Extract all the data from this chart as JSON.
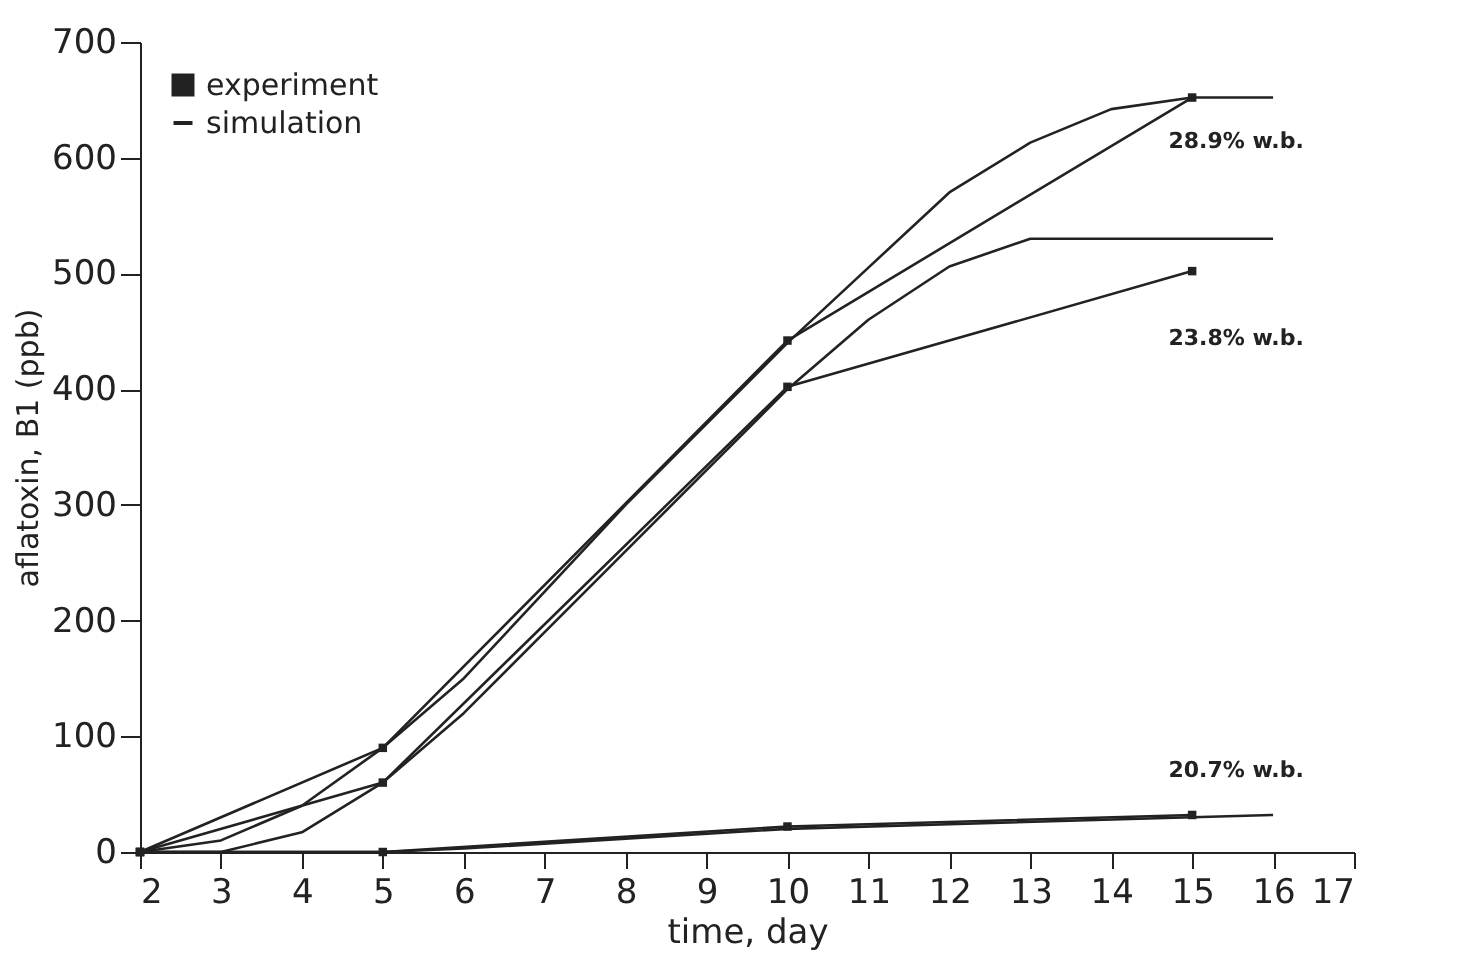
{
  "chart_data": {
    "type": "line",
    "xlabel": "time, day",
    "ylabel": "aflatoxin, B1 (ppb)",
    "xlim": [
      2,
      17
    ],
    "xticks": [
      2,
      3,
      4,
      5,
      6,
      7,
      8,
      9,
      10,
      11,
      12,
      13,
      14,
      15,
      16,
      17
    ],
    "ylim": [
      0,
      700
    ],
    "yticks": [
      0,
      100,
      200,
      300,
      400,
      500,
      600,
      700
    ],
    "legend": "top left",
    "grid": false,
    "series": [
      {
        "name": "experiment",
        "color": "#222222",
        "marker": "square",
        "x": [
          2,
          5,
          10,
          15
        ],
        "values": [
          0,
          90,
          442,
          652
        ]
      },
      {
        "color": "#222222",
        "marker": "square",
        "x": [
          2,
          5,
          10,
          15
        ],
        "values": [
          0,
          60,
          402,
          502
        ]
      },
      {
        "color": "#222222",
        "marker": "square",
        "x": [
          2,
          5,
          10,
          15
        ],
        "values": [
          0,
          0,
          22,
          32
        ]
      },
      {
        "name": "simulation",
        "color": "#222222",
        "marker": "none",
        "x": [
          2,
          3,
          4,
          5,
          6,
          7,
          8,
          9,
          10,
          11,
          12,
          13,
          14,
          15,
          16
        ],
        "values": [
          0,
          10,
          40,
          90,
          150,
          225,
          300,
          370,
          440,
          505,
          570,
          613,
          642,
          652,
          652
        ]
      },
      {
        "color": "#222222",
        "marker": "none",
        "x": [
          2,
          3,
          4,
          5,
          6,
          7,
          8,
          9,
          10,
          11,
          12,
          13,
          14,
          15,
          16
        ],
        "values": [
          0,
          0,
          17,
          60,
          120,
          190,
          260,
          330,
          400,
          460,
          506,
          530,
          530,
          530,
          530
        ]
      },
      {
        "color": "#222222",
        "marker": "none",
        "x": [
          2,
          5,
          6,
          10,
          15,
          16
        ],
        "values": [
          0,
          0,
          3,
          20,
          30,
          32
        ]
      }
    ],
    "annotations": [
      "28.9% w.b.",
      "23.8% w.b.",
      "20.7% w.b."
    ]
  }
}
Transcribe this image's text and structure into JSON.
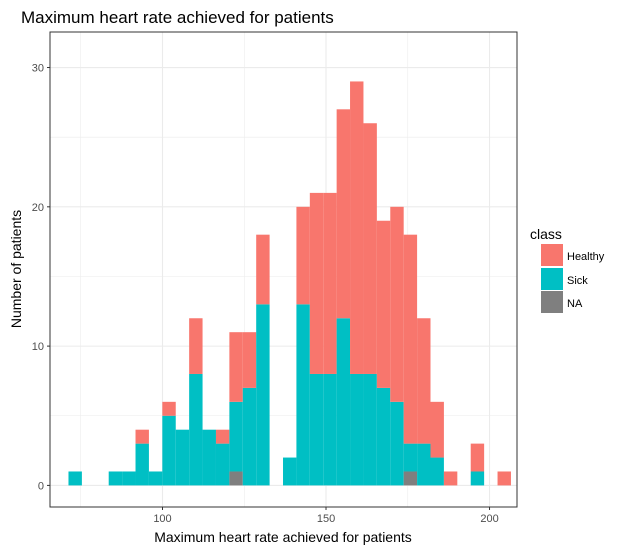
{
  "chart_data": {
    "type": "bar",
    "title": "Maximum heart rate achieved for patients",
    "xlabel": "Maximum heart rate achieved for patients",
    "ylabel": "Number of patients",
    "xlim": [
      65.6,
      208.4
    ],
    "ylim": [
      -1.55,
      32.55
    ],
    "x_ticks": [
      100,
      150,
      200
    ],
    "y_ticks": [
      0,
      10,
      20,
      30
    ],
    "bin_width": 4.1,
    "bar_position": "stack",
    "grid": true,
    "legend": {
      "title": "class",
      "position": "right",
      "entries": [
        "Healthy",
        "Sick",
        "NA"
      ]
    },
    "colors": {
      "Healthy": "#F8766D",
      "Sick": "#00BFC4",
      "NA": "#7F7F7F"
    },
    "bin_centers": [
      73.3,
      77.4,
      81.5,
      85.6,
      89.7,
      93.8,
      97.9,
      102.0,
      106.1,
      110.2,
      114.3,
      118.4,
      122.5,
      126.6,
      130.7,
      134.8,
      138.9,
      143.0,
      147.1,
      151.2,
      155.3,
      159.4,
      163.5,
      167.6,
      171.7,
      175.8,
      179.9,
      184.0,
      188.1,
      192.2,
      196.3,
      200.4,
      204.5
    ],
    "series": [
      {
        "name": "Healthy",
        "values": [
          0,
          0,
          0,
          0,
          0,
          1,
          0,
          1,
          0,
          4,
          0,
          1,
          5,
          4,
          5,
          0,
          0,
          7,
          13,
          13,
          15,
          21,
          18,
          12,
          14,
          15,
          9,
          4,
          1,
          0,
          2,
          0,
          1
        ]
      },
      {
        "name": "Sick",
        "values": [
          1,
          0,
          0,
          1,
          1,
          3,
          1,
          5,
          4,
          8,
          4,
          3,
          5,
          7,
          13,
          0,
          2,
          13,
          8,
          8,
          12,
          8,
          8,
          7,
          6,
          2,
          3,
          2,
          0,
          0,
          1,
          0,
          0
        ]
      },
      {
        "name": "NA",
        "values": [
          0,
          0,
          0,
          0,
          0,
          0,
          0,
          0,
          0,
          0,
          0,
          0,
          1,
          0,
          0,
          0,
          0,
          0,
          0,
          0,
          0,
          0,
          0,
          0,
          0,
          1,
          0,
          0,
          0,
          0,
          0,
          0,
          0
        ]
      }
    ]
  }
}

————————

Only the number should be given: how many lines in the entries above contain the string "JSON"?

WORKED SOLUTION ->
2